>> BEGIN SUPPLIED RECORDS
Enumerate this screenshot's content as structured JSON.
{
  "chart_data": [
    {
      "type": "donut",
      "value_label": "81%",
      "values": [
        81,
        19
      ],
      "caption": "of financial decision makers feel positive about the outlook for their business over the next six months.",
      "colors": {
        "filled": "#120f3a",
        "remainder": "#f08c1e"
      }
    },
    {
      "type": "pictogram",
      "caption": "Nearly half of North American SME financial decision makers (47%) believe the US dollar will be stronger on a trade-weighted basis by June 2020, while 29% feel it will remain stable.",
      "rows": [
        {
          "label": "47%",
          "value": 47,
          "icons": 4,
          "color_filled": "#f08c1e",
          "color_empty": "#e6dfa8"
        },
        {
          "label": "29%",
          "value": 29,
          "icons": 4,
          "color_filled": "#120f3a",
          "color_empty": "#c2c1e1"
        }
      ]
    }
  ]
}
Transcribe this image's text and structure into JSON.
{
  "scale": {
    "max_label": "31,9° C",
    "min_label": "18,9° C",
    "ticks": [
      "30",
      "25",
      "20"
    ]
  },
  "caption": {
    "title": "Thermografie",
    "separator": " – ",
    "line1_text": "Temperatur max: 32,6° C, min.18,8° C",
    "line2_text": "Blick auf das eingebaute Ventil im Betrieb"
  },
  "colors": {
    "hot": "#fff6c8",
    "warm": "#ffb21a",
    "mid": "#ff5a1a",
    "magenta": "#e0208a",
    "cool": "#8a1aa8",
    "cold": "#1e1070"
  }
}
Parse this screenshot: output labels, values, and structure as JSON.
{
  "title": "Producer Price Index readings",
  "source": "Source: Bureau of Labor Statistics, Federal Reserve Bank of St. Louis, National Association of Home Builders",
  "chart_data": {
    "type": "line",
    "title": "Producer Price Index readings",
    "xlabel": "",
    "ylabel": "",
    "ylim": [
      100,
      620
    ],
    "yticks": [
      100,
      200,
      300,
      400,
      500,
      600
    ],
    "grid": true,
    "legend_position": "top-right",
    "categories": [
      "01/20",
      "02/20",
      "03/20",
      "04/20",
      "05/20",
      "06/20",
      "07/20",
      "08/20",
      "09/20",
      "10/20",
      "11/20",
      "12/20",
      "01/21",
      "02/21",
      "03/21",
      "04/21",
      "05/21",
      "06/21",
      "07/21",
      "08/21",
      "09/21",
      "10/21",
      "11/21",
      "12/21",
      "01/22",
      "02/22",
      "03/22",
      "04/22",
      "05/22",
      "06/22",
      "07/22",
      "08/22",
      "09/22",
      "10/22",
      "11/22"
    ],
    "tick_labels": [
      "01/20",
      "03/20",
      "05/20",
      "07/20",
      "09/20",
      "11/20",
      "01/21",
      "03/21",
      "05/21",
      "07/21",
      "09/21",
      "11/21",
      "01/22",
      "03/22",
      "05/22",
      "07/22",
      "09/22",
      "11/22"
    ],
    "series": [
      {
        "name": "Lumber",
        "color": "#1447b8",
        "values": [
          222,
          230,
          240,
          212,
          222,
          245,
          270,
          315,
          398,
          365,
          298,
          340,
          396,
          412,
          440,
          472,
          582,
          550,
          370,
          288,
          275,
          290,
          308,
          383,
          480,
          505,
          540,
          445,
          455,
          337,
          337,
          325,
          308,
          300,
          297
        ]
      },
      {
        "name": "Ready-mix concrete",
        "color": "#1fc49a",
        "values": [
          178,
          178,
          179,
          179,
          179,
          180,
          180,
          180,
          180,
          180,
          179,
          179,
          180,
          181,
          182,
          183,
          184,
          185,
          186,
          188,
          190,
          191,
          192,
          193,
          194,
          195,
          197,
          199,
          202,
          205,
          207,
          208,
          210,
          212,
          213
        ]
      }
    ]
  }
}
>> END SUPPLIED RECORDS
PROBLEM DETAILS
Pick out and copy every line that contains the word "readings".

TASK OUTPUT
  "title": "Producer Price Index readings",
    "title": "Producer Price Index readings",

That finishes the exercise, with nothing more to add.